The data below is to be returned in full and exactly.

-*-*-

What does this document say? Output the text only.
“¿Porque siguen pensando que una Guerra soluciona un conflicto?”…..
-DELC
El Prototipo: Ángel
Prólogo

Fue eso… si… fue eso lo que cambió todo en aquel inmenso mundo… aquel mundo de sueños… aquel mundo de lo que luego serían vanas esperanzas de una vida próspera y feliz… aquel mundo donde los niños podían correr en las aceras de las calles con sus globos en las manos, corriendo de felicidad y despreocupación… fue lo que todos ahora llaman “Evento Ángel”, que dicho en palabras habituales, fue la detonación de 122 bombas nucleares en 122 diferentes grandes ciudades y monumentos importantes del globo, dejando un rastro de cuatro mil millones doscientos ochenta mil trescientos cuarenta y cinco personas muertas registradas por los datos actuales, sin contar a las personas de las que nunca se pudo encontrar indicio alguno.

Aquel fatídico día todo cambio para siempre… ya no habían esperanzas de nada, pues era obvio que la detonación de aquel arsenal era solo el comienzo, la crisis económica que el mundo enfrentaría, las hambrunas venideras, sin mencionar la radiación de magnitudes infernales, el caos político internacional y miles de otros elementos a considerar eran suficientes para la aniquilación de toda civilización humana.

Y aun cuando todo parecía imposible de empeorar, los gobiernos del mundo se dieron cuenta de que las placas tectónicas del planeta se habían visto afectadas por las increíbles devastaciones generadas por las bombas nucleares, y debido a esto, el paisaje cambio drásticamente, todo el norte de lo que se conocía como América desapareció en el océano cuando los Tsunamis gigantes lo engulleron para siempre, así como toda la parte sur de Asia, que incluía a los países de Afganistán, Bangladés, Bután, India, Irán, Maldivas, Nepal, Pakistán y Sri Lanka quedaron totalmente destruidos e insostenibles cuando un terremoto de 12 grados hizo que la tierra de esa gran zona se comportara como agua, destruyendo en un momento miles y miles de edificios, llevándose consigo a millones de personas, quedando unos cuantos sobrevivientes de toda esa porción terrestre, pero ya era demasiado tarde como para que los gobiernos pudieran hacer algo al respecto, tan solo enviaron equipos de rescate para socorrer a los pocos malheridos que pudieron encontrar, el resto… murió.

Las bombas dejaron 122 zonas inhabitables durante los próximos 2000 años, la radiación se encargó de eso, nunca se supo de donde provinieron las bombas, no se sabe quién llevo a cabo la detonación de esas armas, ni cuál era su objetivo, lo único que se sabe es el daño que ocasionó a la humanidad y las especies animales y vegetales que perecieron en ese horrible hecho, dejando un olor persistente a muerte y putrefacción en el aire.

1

-*-*-

» **Written reply**
What does this document say? Output the text only.
“¿Porque siguen pensando que una Guerra soluciona un conflicto?”…..
-DELC
El Prototipo: Ángel
Prólogo

Fue eso… si… fue eso lo que cambió todo en aquel inmenso mundo… aquel mundo de sueños… aquel mundo de lo que luego serían vanas esperanzas de una vida próspera y feliz… aquel mundo donde los niños podían correr en las aceras de las calles con sus globos en las manos, corriendo de felicidad y despreocupación… fue lo que todos ahora llaman “Evento Ángel”, que dicho en palabras habituales, fue la detonación de 122 bombas nucleares en 122 diferentes grandes ciudades y monumentos importantes del globo, dejando un rastro de cuatro mil millones doscientos ochenta mil trescientos cuarenta y cinco personas muertas registradas por los datos actuales, sin contar a las personas de las que nunca se pudo encontrar indicio alguno.

Aquel fatídico día todo cambio para siempre… ya no habían esperanzas de nada, pues era obvio que la detonación de aquel arsenal era solo el comienzo, la crisis económica que el mundo enfrentaría, las hambrunas venideras, sin mencionar la radiación de magnitudes infernales, el caos político internacional y miles de otros elementos a considerar eran suficientes para la aniquilación de toda civilización humana.

Y aun cuando todo parecía imposible de empeorar, los gobiernos del mundo se dieron cuenta de que las placas tectónicas del planeta se habían visto afectadas por las increíbles devastaciones generadas por las bombas nucleares, y debido a esto, el paisaje cambio drásticamente, todo el norte de lo que se conocía como América desapareció en el océano cuando los Tsunamis gigantes lo engulleron para siempre, así como toda la parte sur de Asia, que incluía a los países de Afganistán, Bangladés, Bután, India, Irán, Maldivas, Nepal, Pakistán y Sri Lanka quedaron totalmente destruidos e insostenibles cuando un terremoto de 12 grados hizo que la tierra de esa gran zona se comportara como agua, destruyendo en un momento miles y miles de edificios, llevándose consigo a millones de personas, quedando unos cuantos sobrevivientes de toda esa porción terrestre, pero ya era demasiado tarde como para que los gobiernos pudieran hacer algo al respecto, tan solo enviaron equipos de rescate para socorrer a los pocos malheridos que pudieron encontrar, el resto… murió.

Las bombas dejaron 122 zonas inhabitables durante los próximos 2000 años, la radiación se encargó de eso, nunca se supo de donde provinieron las bombas, no se sabe quién llevo a cabo la detonación de esas armas, ni cuál era su objetivo, lo único que se sabe es el daño que ocasionó a la humanidad y las especies animales y vegetales que perecieron en ese horrible hecho, dejando un olor persistente a muerte y putrefacción en el aire.

1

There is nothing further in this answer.